▸ 指示: 以下の記録のうち、文字列「boxes」を含む行はどれですか？該当する行をすべてそのまま書き写して報告してください。

▸ 収録項目:
______

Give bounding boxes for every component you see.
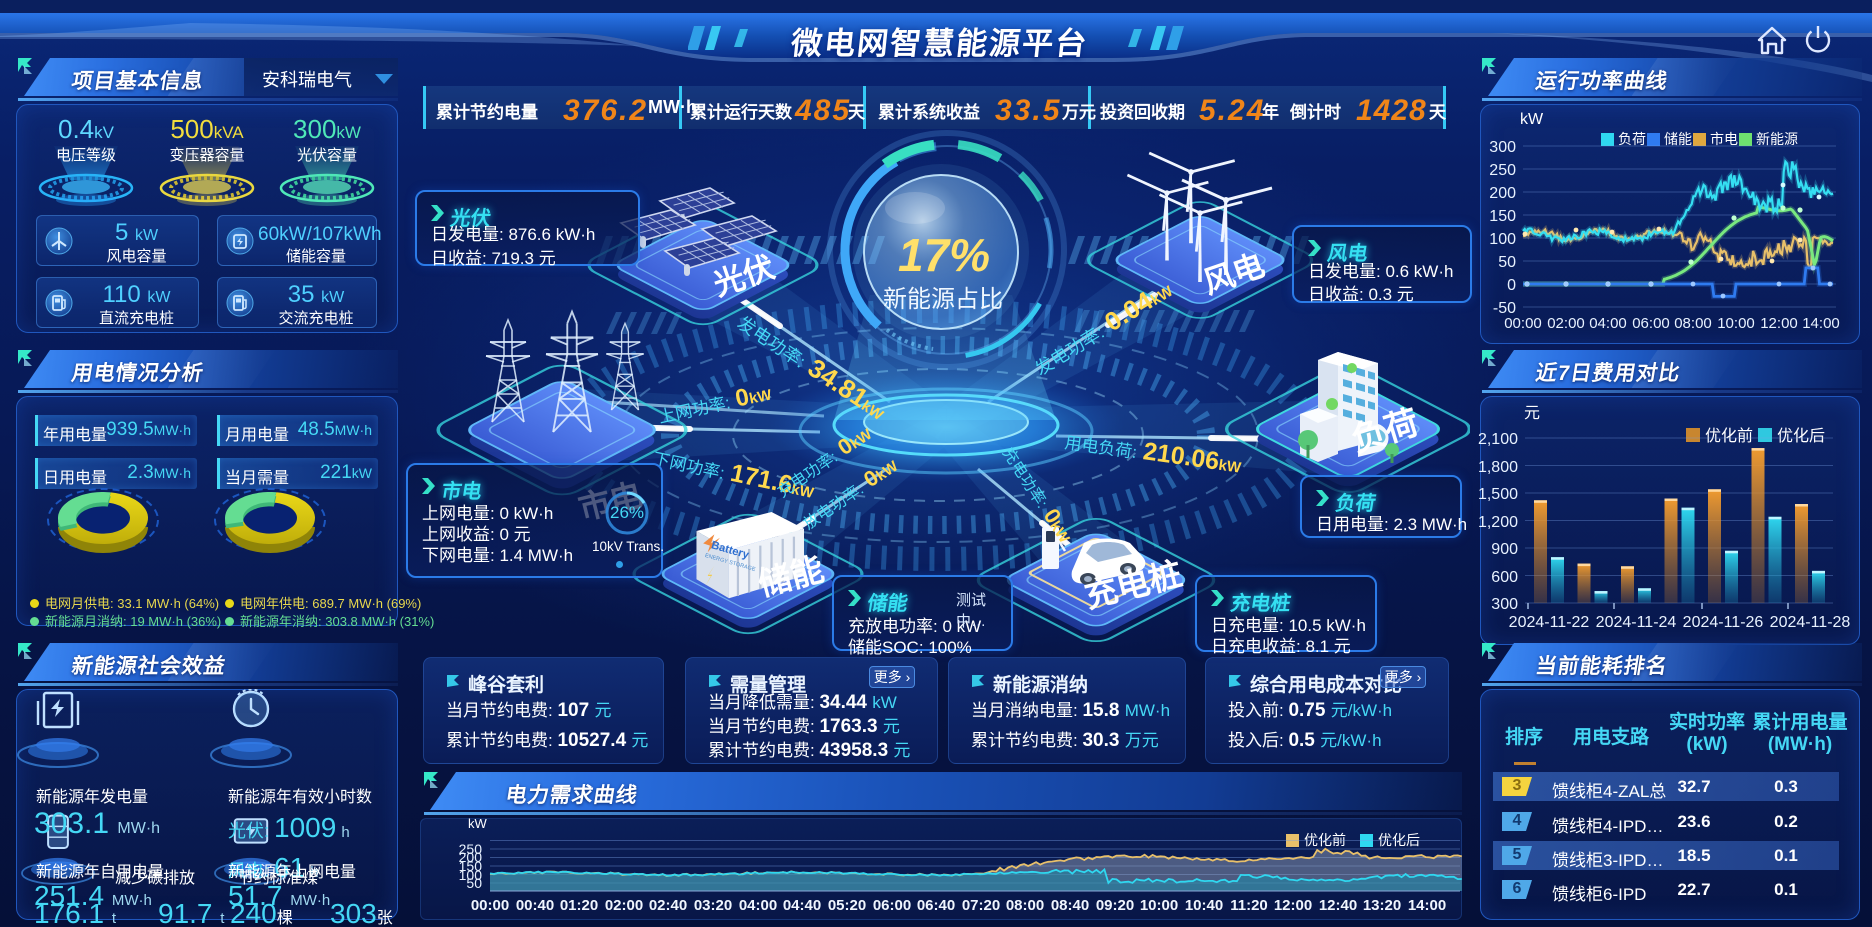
svg-text:优化前: 优化前	[1304, 832, 1346, 848]
svg-text:04:00: 04:00	[739, 897, 777, 914]
svg-text:负荷: 负荷	[1618, 131, 1646, 147]
svg-text:08:00: 08:00	[1674, 315, 1712, 332]
svg-text:02:00: 02:00	[1547, 315, 1585, 332]
svg-text:06:00: 06:00	[1632, 315, 1670, 332]
svg-text:00:00: 00:00	[471, 897, 509, 914]
svg-text:50: 50	[466, 875, 482, 891]
svg-text:2024-11-28: 2024-11-28	[1770, 614, 1851, 631]
svg-text:市电: 市电	[1710, 131, 1738, 147]
svg-text:2,100: 2,100	[1478, 431, 1518, 448]
svg-text:100: 100	[459, 867, 483, 883]
svg-text:10:00: 10:00	[1717, 315, 1755, 332]
svg-text:200: 200	[1489, 185, 1516, 202]
svg-text:-50: -50	[1493, 300, 1516, 317]
svg-text:01:20: 01:20	[560, 897, 598, 914]
svg-text:14:00: 14:00	[1408, 897, 1446, 914]
svg-text:储能: 储能	[1664, 131, 1692, 147]
svg-text:600: 600	[1491, 569, 1518, 586]
svg-text:kW: kW	[468, 816, 488, 831]
svg-text:2024-11-24: 2024-11-24	[1596, 614, 1677, 631]
svg-text:优化前: 优化前	[1705, 427, 1753, 445]
svg-text:04:40: 04:40	[783, 897, 821, 914]
svg-text:50: 50	[1498, 254, 1516, 271]
svg-text:12:00: 12:00	[1760, 315, 1798, 332]
svg-text:1,500: 1,500	[1478, 486, 1518, 503]
svg-text:元: 元	[1524, 405, 1540, 422]
svg-text:优化后: 优化后	[1777, 427, 1825, 445]
svg-text:250: 250	[1489, 162, 1516, 179]
svg-text:10:40: 10:40	[1185, 897, 1223, 914]
svg-text:06:00: 06:00	[873, 897, 911, 914]
svg-text:300: 300	[1489, 139, 1516, 156]
svg-text:02:00: 02:00	[605, 897, 643, 914]
svg-text:2024-11-26: 2024-11-26	[1683, 614, 1764, 631]
svg-text:06:40: 06:40	[917, 897, 955, 914]
svg-text:150: 150	[459, 858, 483, 874]
svg-text:11:20: 11:20	[1230, 897, 1268, 914]
svg-text:kW: kW	[1520, 111, 1544, 128]
svg-text:08:00: 08:00	[1006, 897, 1044, 914]
svg-text:17%: 17%	[898, 229, 990, 281]
svg-text:09:20: 09:20	[1096, 897, 1134, 914]
svg-text:900: 900	[1491, 541, 1518, 558]
svg-text:00:40: 00:40	[516, 897, 554, 914]
svg-text:250: 250	[459, 841, 483, 857]
svg-text:0: 0	[1507, 277, 1516, 294]
svg-text:新能源占比: 新能源占比	[883, 286, 1003, 313]
svg-text:10:00: 10:00	[1140, 897, 1178, 914]
svg-text:200: 200	[459, 849, 483, 865]
svg-text:13:20: 13:20	[1363, 897, 1401, 914]
svg-text:100: 100	[1489, 231, 1516, 248]
svg-text:优化后: 优化后	[1378, 832, 1420, 848]
svg-text:2024-11-22: 2024-11-22	[1509, 614, 1590, 631]
svg-text:1,800: 1,800	[1478, 459, 1518, 476]
svg-text:05:20: 05:20	[828, 897, 866, 914]
svg-text:1,200: 1,200	[1478, 514, 1518, 531]
svg-text:04:00: 04:00	[1589, 315, 1627, 332]
svg-text:新能源: 新能源	[1756, 131, 1798, 147]
svg-text:03:20: 03:20	[694, 897, 732, 914]
svg-text:02:40: 02:40	[649, 897, 687, 914]
svg-text:12:40: 12:40	[1319, 897, 1357, 914]
svg-text:00:00: 00:00	[1504, 315, 1542, 332]
svg-text:150: 150	[1489, 208, 1516, 225]
svg-text:300: 300	[1491, 596, 1518, 613]
svg-text:08:40: 08:40	[1051, 897, 1089, 914]
svg-text:14:00: 14:00	[1802, 315, 1840, 332]
svg-text:12:00: 12:00	[1274, 897, 1312, 914]
svg-text:07:20: 07:20	[962, 897, 1000, 914]
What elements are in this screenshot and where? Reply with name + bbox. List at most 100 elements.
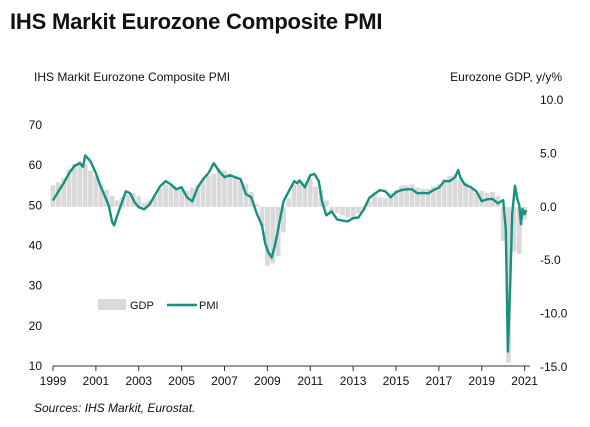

______

▸ 結果:
Give bounding boxes for every component you see.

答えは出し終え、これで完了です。